[Your goal]
Without including any images, repeat the data exactly.

[Records provided]

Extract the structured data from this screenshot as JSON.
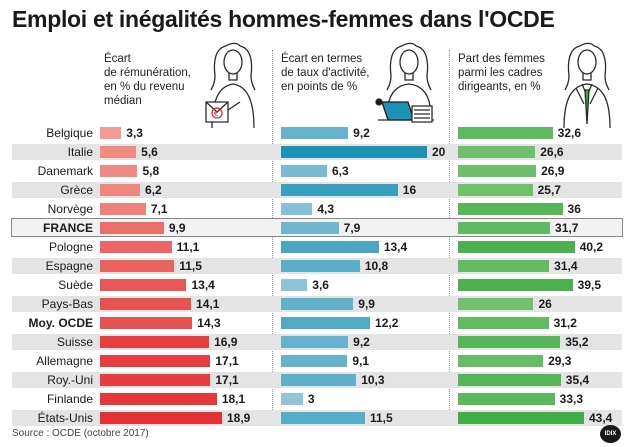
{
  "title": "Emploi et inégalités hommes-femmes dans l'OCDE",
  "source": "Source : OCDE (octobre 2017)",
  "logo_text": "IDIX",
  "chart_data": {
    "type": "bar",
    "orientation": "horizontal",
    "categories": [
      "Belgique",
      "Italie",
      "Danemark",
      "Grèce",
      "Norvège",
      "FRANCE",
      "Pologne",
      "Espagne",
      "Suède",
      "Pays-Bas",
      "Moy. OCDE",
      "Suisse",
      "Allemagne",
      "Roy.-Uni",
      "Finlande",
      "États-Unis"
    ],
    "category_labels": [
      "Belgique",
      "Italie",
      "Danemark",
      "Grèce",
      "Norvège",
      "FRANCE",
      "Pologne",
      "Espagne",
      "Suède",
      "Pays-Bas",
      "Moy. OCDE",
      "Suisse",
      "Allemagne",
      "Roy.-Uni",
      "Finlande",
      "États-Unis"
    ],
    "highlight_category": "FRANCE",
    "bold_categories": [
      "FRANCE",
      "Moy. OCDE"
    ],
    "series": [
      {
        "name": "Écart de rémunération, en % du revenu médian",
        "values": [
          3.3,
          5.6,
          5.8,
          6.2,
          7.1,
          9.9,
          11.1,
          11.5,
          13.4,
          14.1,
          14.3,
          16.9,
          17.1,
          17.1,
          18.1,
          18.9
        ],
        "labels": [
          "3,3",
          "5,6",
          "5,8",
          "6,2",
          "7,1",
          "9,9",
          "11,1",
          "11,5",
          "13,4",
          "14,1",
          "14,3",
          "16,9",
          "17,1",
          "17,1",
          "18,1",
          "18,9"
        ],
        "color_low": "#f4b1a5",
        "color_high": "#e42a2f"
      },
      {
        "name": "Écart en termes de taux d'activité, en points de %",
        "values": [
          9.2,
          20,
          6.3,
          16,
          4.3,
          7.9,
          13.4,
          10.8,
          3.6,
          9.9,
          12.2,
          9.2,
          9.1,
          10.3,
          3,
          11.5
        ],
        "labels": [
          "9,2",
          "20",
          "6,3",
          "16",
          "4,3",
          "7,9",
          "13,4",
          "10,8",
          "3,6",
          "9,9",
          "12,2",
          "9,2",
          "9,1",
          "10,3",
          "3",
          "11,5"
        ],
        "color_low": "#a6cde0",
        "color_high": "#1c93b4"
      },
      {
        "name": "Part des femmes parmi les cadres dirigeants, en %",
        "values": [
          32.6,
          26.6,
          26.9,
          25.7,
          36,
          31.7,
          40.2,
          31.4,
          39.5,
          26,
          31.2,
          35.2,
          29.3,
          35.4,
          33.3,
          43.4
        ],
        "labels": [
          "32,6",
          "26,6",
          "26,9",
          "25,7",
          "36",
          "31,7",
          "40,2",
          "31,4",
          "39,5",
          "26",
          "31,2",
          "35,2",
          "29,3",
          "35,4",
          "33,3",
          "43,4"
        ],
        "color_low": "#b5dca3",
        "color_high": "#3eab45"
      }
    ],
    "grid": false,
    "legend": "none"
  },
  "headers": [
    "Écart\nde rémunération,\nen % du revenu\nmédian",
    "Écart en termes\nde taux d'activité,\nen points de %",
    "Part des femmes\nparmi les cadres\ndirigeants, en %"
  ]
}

[Response to the task]
Extract the structured data from this screenshot as JSON.
{
  "title": "Emploi et inégalités hommes-femmes dans l'OCDE",
  "source": "Source : OCDE (octobre 2017)",
  "logo_text": "IDIX",
  "chart_data": {
    "type": "bar",
    "orientation": "horizontal",
    "categories": [
      "Belgique",
      "Italie",
      "Danemark",
      "Grèce",
      "Norvège",
      "FRANCE",
      "Pologne",
      "Espagne",
      "Suède",
      "Pays-Bas",
      "Moy. OCDE",
      "Suisse",
      "Allemagne",
      "Roy.-Uni",
      "Finlande",
      "États-Unis"
    ],
    "category_labels": [
      "Belgique",
      "Italie",
      "Danemark",
      "Grèce",
      "Norvège",
      "FRANCE",
      "Pologne",
      "Espagne",
      "Suède",
      "Pays-Bas",
      "Moy. OCDE",
      "Suisse",
      "Allemagne",
      "Roy.-Uni",
      "Finlande",
      "États-Unis"
    ],
    "highlight_category": "FRANCE",
    "bold_categories": [
      "FRANCE",
      "Moy. OCDE"
    ],
    "series": [
      {
        "name": "Écart de rémunération, en % du revenu médian",
        "values": [
          3.3,
          5.6,
          5.8,
          6.2,
          7.1,
          9.9,
          11.1,
          11.5,
          13.4,
          14.1,
          14.3,
          16.9,
          17.1,
          17.1,
          18.1,
          18.9
        ],
        "labels": [
          "3,3",
          "5,6",
          "5,8",
          "6,2",
          "7,1",
          "9,9",
          "11,1",
          "11,5",
          "13,4",
          "14,1",
          "14,3",
          "16,9",
          "17,1",
          "17,1",
          "18,1",
          "18,9"
        ],
        "color_low": "#f4b1a5",
        "color_high": "#e42a2f"
      },
      {
        "name": "Écart en termes de taux d'activité, en points de %",
        "values": [
          9.2,
          20,
          6.3,
          16,
          4.3,
          7.9,
          13.4,
          10.8,
          3.6,
          9.9,
          12.2,
          9.2,
          9.1,
          10.3,
          3,
          11.5
        ],
        "labels": [
          "9,2",
          "20",
          "6,3",
          "16",
          "4,3",
          "7,9",
          "13,4",
          "10,8",
          "3,6",
          "9,9",
          "12,2",
          "9,2",
          "9,1",
          "10,3",
          "3",
          "11,5"
        ],
        "color_low": "#a6cde0",
        "color_high": "#1c93b4"
      },
      {
        "name": "Part des femmes parmi les cadres dirigeants, en %",
        "values": [
          32.6,
          26.6,
          26.9,
          25.7,
          36,
          31.7,
          40.2,
          31.4,
          39.5,
          26,
          31.2,
          35.2,
          29.3,
          35.4,
          33.3,
          43.4
        ],
        "labels": [
          "32,6",
          "26,6",
          "26,9",
          "25,7",
          "36",
          "31,7",
          "40,2",
          "31,4",
          "39,5",
          "26",
          "31,2",
          "35,2",
          "29,3",
          "35,4",
          "33,3",
          "43,4"
        ],
        "color_low": "#b5dca3",
        "color_high": "#3eab45"
      }
    ],
    "grid": false,
    "legend": "none"
  },
  "headers": [
    "Écart\nde rémunération,\nen % du revenu\nmédian",
    "Écart en termes\nde taux d'activité,\nen points de %",
    "Part des femmes\nparmi les cadres\ndirigeants, en %"
  ]
}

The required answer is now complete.